§ **Task**
Print out the entries below with no edits.

#### Given data

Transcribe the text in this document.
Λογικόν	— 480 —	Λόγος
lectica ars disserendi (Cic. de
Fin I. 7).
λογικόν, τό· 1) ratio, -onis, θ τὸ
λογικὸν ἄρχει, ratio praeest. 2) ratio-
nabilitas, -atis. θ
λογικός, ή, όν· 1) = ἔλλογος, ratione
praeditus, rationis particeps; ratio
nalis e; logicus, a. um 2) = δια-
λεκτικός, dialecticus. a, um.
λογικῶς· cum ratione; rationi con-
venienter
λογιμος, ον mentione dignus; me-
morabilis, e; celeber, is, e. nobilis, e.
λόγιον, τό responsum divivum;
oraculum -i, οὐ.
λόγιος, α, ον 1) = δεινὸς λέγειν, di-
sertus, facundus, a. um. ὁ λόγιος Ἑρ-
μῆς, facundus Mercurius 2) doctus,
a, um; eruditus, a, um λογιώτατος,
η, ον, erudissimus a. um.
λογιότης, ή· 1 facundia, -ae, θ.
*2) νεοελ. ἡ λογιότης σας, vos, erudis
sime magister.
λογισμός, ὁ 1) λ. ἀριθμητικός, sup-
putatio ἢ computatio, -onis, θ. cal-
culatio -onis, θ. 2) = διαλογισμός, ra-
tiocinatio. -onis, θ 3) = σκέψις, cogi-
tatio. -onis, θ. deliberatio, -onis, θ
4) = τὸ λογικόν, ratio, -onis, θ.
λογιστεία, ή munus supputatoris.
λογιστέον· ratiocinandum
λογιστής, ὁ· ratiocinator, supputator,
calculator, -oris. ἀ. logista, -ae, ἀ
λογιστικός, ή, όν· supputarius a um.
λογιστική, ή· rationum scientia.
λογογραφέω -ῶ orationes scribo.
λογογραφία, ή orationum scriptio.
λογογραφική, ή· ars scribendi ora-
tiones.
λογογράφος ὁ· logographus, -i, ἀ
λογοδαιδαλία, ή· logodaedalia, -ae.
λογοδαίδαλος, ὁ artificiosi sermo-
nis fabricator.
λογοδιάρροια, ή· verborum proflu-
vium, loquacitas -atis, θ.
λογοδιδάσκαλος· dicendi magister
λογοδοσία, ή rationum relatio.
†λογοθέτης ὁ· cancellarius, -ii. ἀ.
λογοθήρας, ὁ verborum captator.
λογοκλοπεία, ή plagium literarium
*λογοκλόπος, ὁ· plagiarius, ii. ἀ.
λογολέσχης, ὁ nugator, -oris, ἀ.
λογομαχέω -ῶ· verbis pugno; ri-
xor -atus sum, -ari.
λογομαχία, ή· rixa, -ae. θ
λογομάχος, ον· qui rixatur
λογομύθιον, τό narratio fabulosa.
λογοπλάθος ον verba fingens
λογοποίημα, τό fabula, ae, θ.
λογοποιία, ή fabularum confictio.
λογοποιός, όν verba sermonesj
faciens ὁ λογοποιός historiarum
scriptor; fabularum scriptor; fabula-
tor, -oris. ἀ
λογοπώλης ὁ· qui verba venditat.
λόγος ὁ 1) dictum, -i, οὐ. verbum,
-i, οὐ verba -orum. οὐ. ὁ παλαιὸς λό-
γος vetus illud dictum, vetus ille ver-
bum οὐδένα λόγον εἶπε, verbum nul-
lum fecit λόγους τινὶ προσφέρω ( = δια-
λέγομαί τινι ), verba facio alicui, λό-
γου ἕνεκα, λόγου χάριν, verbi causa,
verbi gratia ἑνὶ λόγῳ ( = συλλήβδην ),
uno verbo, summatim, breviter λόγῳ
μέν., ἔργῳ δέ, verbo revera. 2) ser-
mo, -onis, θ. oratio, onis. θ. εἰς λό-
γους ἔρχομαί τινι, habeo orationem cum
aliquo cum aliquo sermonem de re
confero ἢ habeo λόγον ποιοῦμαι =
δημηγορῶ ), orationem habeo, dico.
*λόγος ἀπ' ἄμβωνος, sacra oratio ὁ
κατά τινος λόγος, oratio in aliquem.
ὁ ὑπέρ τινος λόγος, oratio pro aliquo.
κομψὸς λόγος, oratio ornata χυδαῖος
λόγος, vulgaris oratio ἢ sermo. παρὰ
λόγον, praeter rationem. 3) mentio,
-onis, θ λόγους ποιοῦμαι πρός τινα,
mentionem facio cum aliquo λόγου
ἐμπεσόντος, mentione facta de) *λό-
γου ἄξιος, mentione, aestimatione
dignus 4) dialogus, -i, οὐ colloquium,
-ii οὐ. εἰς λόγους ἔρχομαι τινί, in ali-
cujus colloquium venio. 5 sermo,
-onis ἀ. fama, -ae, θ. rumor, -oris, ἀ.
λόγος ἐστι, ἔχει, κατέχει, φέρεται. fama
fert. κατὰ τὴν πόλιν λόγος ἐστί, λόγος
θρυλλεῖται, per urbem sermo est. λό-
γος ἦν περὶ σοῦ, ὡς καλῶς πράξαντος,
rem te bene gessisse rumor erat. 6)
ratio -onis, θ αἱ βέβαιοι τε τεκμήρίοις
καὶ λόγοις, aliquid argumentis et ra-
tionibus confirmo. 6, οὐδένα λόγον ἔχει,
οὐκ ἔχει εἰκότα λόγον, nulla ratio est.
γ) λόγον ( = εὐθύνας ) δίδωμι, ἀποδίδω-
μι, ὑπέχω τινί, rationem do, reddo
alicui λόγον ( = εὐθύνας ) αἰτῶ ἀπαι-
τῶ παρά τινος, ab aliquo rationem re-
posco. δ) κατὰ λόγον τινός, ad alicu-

########

§ **Full solution**
Transcribe the text in this document.
Λογικόν	— 480 —	Λόγος
lectica ars disserendi (Cic. de
Fin I. 7).
λογικόν, τό· 1) ratio, -onis, θ τὸ
λογικὸν ἄρχει, ratio praeest. 2) ratio-
nabilitas, -atis. θ
λογικός, ή, όν· 1) = ἔλλογος, ratione
praeditus, rationis particeps; ratio
nalis e; logicus, a. um 2) = δια-
λεκτικός, dialecticus. a, um.
λογικῶς· cum ratione; rationi con-
venienter
λογιμος, ον mentione dignus; me-
morabilis, e; celeber, is, e. nobilis, e.
λόγιον, τό responsum divivum;
oraculum -i, οὐ.
λόγιος, α, ον 1) = δεινὸς λέγειν, di-
sertus, facundus, a. um. ὁ λόγιος Ἑρ-
μῆς, facundus Mercurius 2) doctus,
a, um; eruditus, a, um λογιώτατος,
η, ον, erudissimus a. um.
λογιότης, ή· 1 facundia, -ae, θ.
*2) νεοελ. ἡ λογιότης σας, vos, erudis
sime magister.
λογισμός, ὁ 1) λ. ἀριθμητικός, sup-
putatio ἢ computatio, -onis, θ. cal-
culatio -onis, θ. 2) = διαλογισμός, ra-
tiocinatio. -onis, θ 3) = σκέψις, cogi-
tatio. -onis, θ. deliberatio, -onis, θ
4) = τὸ λογικόν, ratio, -onis, θ.
λογιστεία, ή munus supputatoris.
λογιστέον· ratiocinandum
λογιστής, ὁ· ratiocinator, supputator,
calculator, -oris. ἀ. logista, -ae, ἀ
λογιστικός, ή, όν· supputarius a um.
λογιστική, ή· rationum scientia.
λογογραφέω -ῶ orationes scribo.
λογογραφία, ή orationum scriptio.
λογογραφική, ή· ars scribendi ora-
tiones.
λογογράφος ὁ· logographus, -i, ἀ
λογοδαιδαλία, ή· logodaedalia, -ae.
λογοδαίδαλος, ὁ artificiosi sermo-
nis fabricator.
λογοδιάρροια, ή· verborum proflu-
vium, loquacitas -atis, θ.
λογοδιδάσκαλος· dicendi magister
λογοδοσία, ή rationum relatio.
†λογοθέτης ὁ· cancellarius, -ii. ἀ.
λογοθήρας, ὁ verborum captator.
λογοκλοπεία, ή plagium literarium
*λογοκλόπος, ὁ· plagiarius, ii. ἀ.
λογολέσχης, ὁ nugator, -oris, ἀ.
λογομαχέω -ῶ· verbis pugno; ri-
xor -atus sum, -ari.
λογομαχία, ή· rixa, -ae. θ
λογομάχος, ον· qui rixatur
λογομύθιον, τό narratio fabulosa.
λογοπλάθος ον verba fingens
λογοποίημα, τό fabula, ae, θ.
λογοποιία, ή fabularum confictio.
λογοποιός, όν verba sermonesj
faciens ὁ λογοποιός historiarum
scriptor; fabularum scriptor; fabula-
tor, -oris. ἀ
λογοπώλης ὁ· qui verba venditat.
λόγος ὁ 1) dictum, -i, οὐ. verbum,
-i, οὐ verba -orum. οὐ. ὁ παλαιὸς λό-
γος vetus illud dictum, vetus ille ver-
bum οὐδένα λόγον εἶπε, verbum nul-
lum fecit λόγους τινὶ προσφέρω ( = δια-
λέγομαί τινι ), verba facio alicui, λό-
γου ἕνεκα, λόγου χάριν, verbi causa,
verbi gratia ἑνὶ λόγῳ ( = συλλήβδην ),
uno verbo, summatim, breviter λόγῳ
μέν., ἔργῳ δέ, verbo revera. 2) ser-
mo, -onis, θ. oratio, onis. θ. εἰς λό-
γους ἔρχομαί τινι, habeo orationem cum
aliquo cum aliquo sermonem de re
confero ἢ habeo λόγον ποιοῦμαι =
δημηγορῶ ), orationem habeo, dico.
*λόγος ἀπ' ἄμβωνος, sacra oratio ὁ
κατά τινος λόγος, oratio in aliquem.
ὁ ὑπέρ τινος λόγος, oratio pro aliquo.
κομψὸς λόγος, oratio ornata χυδαῖος
λόγος, vulgaris oratio ἢ sermo. παρὰ
λόγον, praeter rationem. 3) mentio,
-onis, θ λόγους ποιοῦμαι πρός τινα,
mentionem facio cum aliquo λόγου
ἐμπεσόντος, mentione facta de) *λό-
γου ἄξιος, mentione, aestimatione
dignus 4) dialogus, -i, οὐ colloquium,
-ii οὐ. εἰς λόγους ἔρχομαι τινί, in ali-
cujus colloquium venio. 5 sermo,
-onis ἀ. fama, -ae, θ. rumor, -oris, ἀ.
λόγος ἐστι, ἔχει, κατέχει, φέρεται. fama
fert. κατὰ τὴν πόλιν λόγος ἐστί, λόγος
θρυλλεῖται, per urbem sermo est. λό-
γος ἦν περὶ σοῦ, ὡς καλῶς πράξαντος,
rem te bene gessisse rumor erat. 6)
ratio -onis, θ αἱ βέβαιοι τε τεκμήρίοις
καὶ λόγοις, aliquid argumentis et ra-
tionibus confirmo. 6, οὐδένα λόγον ἔχει,
οὐκ ἔχει εἰκότα λόγον, nulla ratio est.
γ) λόγον ( = εὐθύνας ) δίδωμι, ἀποδίδω-
μι, ὑπέχω τινί, rationem do, reddo
alicui λόγον ( = εὐθύνας ) αἰτῶ ἀπαι-
τῶ παρά τινος, ab aliquo rationem re-
posco. δ) κατὰ λόγον τινός, ad alicu-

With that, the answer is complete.